▼▼▼

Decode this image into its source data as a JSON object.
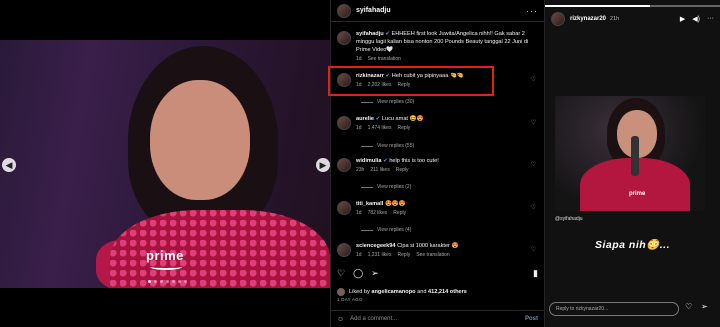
{
  "post": {
    "media_logo": "prime",
    "carousel": {
      "count": 7,
      "active": 0
    },
    "prev_icon": "chevron-left-icon",
    "next_icon": "chevron-right-icon"
  },
  "panel": {
    "username": "syifahadju",
    "more": "···",
    "caption": {
      "username": "syifahadju",
      "text": "EHHEEH first look Juwita/Angelica nihh!! Gak sabar 2 minggu lagii kalian bisa nonton 200 Pounds Beauty tanggal 22 Juni di Prime Video🤍",
      "time": "1d",
      "action": "See translation"
    },
    "comments": [
      {
        "username": "rizkinazarr",
        "text": "Heh cubit ya pipinyaaa 🤏🤏",
        "time": "1d",
        "likes": "2,202 likes",
        "reply": "Reply",
        "replies": "View replies (30)"
      },
      {
        "username": "aurelie",
        "text": "Lucu amat 😆😍",
        "time": "1d",
        "likes": "1,474 likes",
        "reply": "Reply",
        "replies": "View replies (55)"
      },
      {
        "username": "widimulia",
        "text": "help this is too cute!",
        "time": "23h",
        "likes": "211 likes",
        "reply": "Reply",
        "replies": "View replies (2)"
      },
      {
        "username": "titi_kamall",
        "text": "😍😍😍",
        "time": "1d",
        "likes": "782 likes",
        "reply": "Reply",
        "replies": "View replies (4)"
      },
      {
        "username": "sciencegeek94",
        "text": "Cipa si 1000 karakter 😍",
        "time": "1d",
        "likes": "1,231 likes",
        "reply": "Reply",
        "action": "See translation"
      }
    ],
    "liked_by": {
      "prefix": "Liked by",
      "user": "angelicamanopo",
      "joiner": "and",
      "count": "412,214 others"
    },
    "date": "1 DAY AGO",
    "add_comment": {
      "placeholder": "Add a comment...",
      "post": "Post"
    }
  },
  "story": {
    "username": "rizkynazar20",
    "time": "21h",
    "tag": "@syifahadju",
    "caption": "Siapa nih😳...",
    "reply_placeholder": "Reply to rizkynazar20...",
    "frame_logo": "prime"
  },
  "colors": {
    "highlight": "#e0201e",
    "background": "#000000",
    "link": "#6b8fb5"
  }
}
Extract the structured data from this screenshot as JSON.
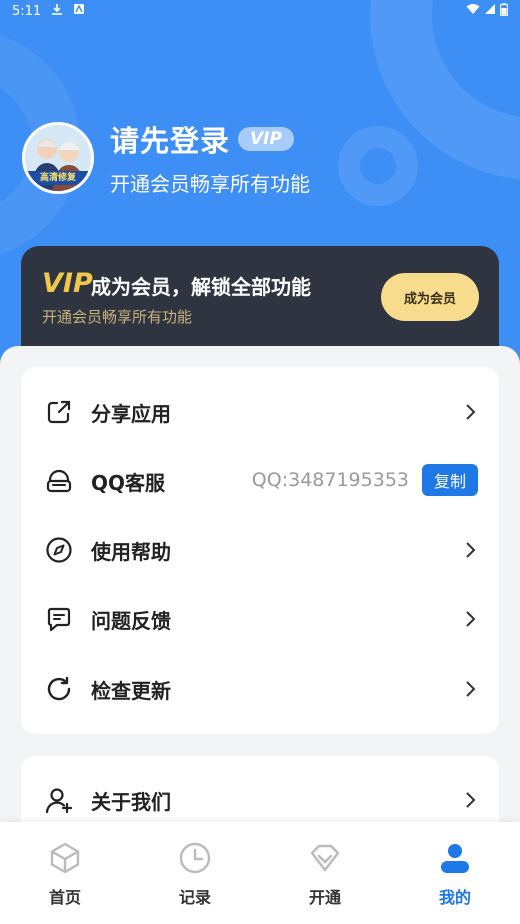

▲▲▲

◆ Task requirements
Which lines of the data include "replies"? Copy each of them.

◆ Worked answer
        "replies": "View replies (30)"
        "replies": "View replies (55)"
        "replies": "View replies (2)"
        "replies": "View replies (4)"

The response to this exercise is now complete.